--- GIVEN DATA ---

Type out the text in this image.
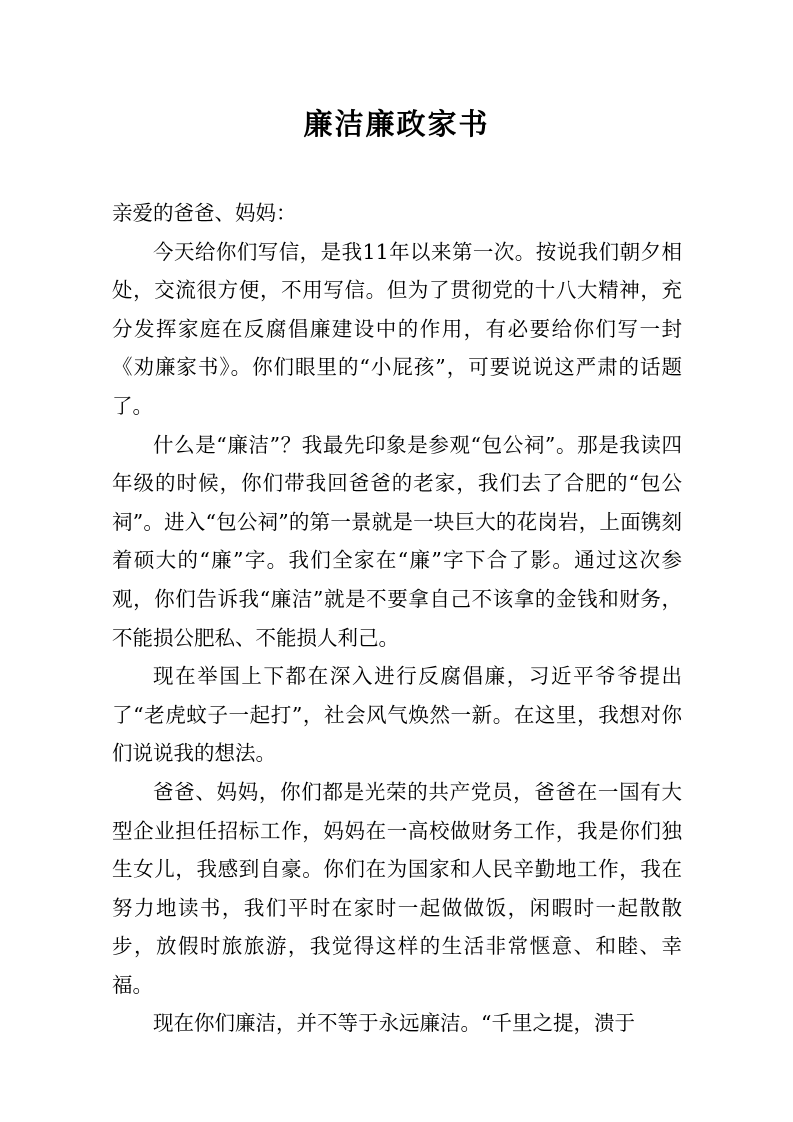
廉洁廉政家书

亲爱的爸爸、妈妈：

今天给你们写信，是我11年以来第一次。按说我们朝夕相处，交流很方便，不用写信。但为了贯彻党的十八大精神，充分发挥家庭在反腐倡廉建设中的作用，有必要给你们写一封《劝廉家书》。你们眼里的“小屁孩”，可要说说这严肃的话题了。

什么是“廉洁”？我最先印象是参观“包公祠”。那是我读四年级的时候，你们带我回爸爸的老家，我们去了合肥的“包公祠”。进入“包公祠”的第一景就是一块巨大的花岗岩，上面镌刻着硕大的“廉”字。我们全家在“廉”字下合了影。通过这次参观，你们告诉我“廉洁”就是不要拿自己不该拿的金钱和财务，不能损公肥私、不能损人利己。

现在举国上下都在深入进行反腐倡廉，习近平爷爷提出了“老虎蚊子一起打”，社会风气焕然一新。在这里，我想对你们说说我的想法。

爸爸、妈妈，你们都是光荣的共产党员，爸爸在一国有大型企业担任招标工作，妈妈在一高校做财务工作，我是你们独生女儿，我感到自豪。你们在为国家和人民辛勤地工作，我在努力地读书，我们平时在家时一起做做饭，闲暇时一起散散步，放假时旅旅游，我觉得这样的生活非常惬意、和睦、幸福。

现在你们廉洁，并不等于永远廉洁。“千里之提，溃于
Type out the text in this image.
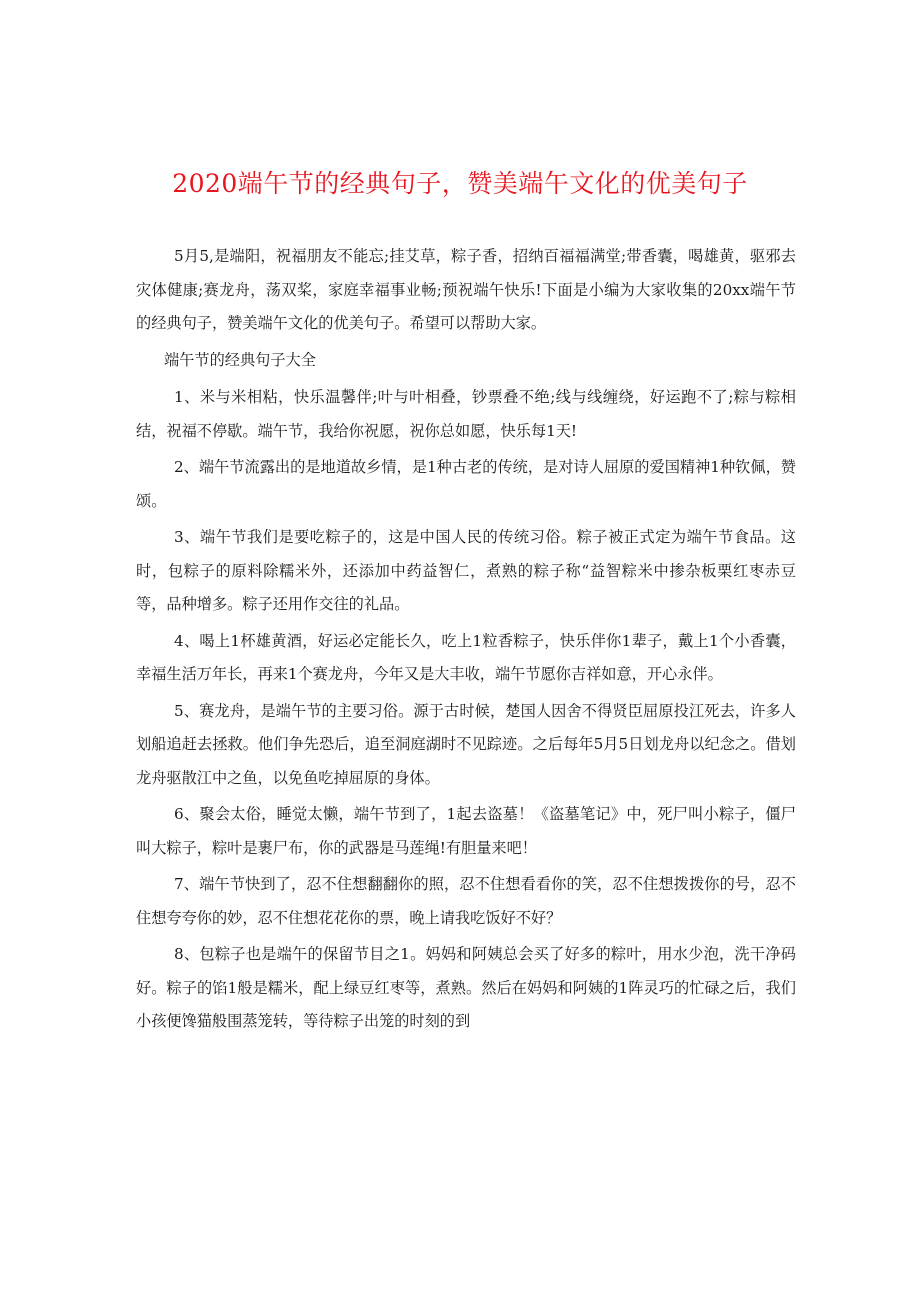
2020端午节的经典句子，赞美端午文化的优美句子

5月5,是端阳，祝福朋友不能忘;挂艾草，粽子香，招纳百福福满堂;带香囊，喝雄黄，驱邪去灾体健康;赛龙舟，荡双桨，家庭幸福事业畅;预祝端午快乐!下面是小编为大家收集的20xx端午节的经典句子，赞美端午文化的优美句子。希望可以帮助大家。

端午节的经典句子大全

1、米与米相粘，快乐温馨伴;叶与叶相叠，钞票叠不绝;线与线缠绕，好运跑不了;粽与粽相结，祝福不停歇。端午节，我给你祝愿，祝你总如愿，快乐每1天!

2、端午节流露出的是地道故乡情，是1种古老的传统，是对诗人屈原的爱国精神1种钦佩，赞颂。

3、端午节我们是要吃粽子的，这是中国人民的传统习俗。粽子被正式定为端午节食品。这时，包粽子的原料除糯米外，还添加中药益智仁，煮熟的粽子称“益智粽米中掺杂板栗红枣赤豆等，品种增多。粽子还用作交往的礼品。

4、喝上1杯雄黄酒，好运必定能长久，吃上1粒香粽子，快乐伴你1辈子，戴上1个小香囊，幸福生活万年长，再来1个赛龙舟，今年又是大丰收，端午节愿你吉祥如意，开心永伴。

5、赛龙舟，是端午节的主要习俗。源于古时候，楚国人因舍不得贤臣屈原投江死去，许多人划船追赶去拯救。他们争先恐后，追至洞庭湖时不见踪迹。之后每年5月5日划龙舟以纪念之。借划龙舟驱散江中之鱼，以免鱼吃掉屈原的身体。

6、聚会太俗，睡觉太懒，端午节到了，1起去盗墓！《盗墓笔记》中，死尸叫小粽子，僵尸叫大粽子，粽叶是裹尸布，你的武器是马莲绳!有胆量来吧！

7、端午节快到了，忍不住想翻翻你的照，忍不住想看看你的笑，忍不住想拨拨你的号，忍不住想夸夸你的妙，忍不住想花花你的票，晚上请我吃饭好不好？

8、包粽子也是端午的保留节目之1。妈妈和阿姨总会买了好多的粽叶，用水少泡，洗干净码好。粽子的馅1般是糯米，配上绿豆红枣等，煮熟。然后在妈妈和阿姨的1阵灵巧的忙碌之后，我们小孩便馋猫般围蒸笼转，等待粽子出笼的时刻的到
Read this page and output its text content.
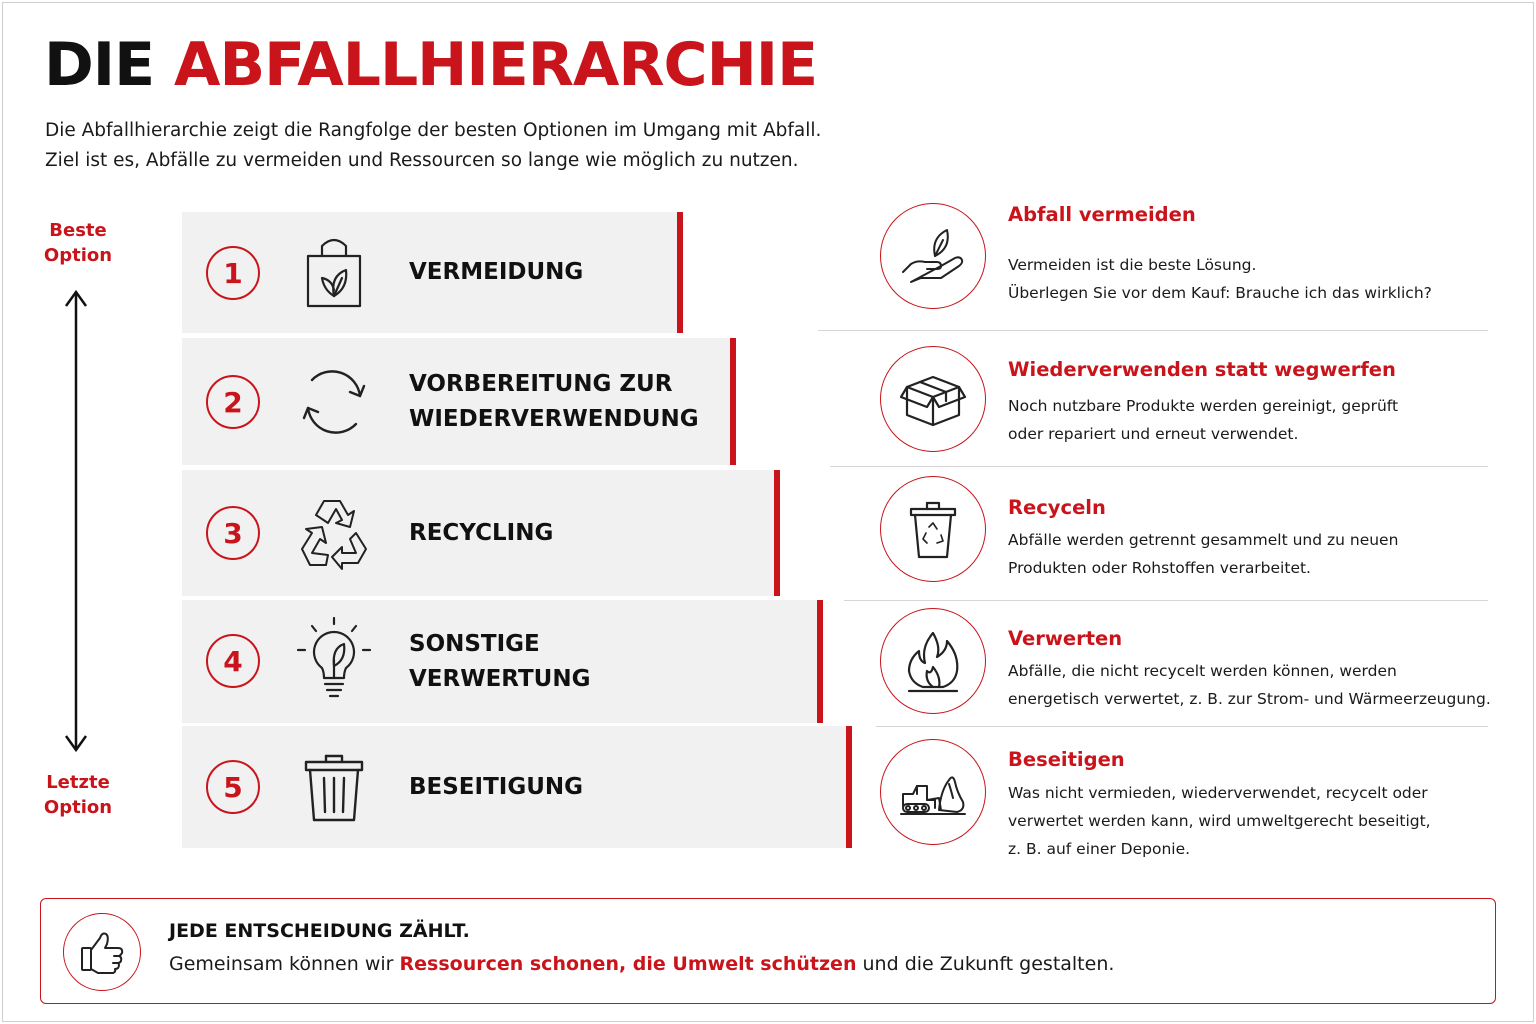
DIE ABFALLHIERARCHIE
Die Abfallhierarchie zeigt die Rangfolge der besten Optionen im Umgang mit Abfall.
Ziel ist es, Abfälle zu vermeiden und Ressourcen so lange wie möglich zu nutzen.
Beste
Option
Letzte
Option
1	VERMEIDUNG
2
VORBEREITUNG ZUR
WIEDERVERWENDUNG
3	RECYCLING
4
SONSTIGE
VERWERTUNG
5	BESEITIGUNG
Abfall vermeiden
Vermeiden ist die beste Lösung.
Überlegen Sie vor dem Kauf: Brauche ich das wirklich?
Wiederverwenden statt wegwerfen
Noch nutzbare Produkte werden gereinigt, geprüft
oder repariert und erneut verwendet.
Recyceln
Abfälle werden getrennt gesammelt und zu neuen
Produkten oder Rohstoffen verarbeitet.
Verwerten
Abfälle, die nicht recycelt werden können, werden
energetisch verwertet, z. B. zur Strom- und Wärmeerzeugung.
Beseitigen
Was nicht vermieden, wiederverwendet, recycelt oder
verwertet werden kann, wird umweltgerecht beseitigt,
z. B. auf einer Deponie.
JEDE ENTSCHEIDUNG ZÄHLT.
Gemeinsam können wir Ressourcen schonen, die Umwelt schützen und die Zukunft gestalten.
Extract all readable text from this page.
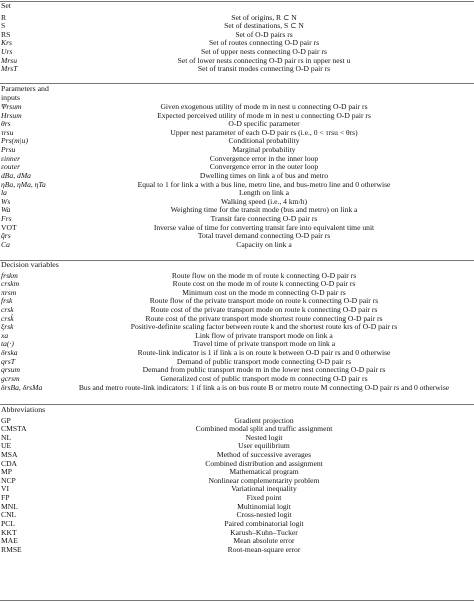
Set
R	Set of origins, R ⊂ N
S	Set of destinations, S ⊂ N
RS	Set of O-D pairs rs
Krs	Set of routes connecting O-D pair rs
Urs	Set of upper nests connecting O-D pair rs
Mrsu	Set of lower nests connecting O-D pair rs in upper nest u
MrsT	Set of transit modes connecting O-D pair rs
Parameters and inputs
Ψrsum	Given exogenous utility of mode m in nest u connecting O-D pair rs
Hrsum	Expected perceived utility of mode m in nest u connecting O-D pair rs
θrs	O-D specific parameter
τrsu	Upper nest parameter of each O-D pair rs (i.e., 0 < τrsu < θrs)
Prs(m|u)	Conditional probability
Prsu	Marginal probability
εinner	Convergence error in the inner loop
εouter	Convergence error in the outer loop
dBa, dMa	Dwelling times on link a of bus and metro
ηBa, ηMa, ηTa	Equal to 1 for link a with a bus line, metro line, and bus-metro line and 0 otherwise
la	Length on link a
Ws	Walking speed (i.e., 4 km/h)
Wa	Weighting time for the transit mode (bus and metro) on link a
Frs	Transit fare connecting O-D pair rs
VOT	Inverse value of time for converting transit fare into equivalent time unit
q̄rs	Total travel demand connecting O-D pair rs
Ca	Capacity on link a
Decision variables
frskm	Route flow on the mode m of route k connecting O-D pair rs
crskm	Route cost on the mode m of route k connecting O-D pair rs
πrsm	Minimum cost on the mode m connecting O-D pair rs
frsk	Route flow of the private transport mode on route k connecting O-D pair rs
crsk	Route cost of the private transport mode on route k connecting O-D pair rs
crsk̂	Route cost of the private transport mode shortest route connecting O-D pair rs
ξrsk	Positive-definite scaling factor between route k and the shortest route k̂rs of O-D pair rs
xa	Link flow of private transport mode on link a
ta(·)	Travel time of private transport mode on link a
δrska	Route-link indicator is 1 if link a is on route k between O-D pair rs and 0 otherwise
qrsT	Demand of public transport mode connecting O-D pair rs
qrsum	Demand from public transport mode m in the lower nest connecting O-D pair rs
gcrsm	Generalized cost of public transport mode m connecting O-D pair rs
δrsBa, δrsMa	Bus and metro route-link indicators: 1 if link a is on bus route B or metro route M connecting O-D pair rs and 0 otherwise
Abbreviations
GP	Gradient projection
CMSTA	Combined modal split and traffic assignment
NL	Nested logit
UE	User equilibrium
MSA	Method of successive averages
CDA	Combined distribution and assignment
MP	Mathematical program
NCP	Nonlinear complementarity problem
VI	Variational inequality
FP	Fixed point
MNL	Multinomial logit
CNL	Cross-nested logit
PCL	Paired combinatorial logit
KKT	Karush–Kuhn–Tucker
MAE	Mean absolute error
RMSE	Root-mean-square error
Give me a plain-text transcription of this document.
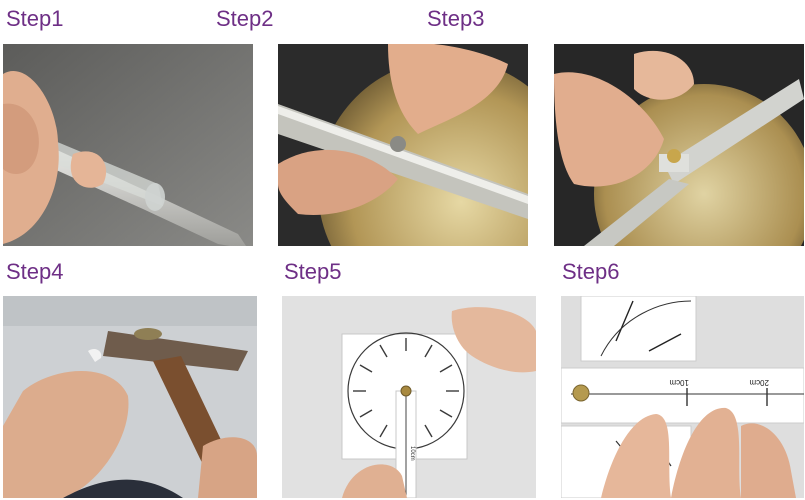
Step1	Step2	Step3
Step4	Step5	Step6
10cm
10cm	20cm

---

### WHAT TO WORK ON
Return all lines of the material above in which the word "metro" occurs.

### WRITTEN ANSWER
dBa, dMa	Dwelling times on link a of bus and metro
ηBa, ηMa, ηTa	Equal to 1 for link a with a bus line, metro line, and bus-metro line and 0 otherwise
Wa	Weighting time for the transit mode (bus and metro) on link a
δrsBa, δrsMa	Bus and metro route-link indicators: 1 if link a is on bus route B or metro route M connecting O-D pair rs and 0 otherwise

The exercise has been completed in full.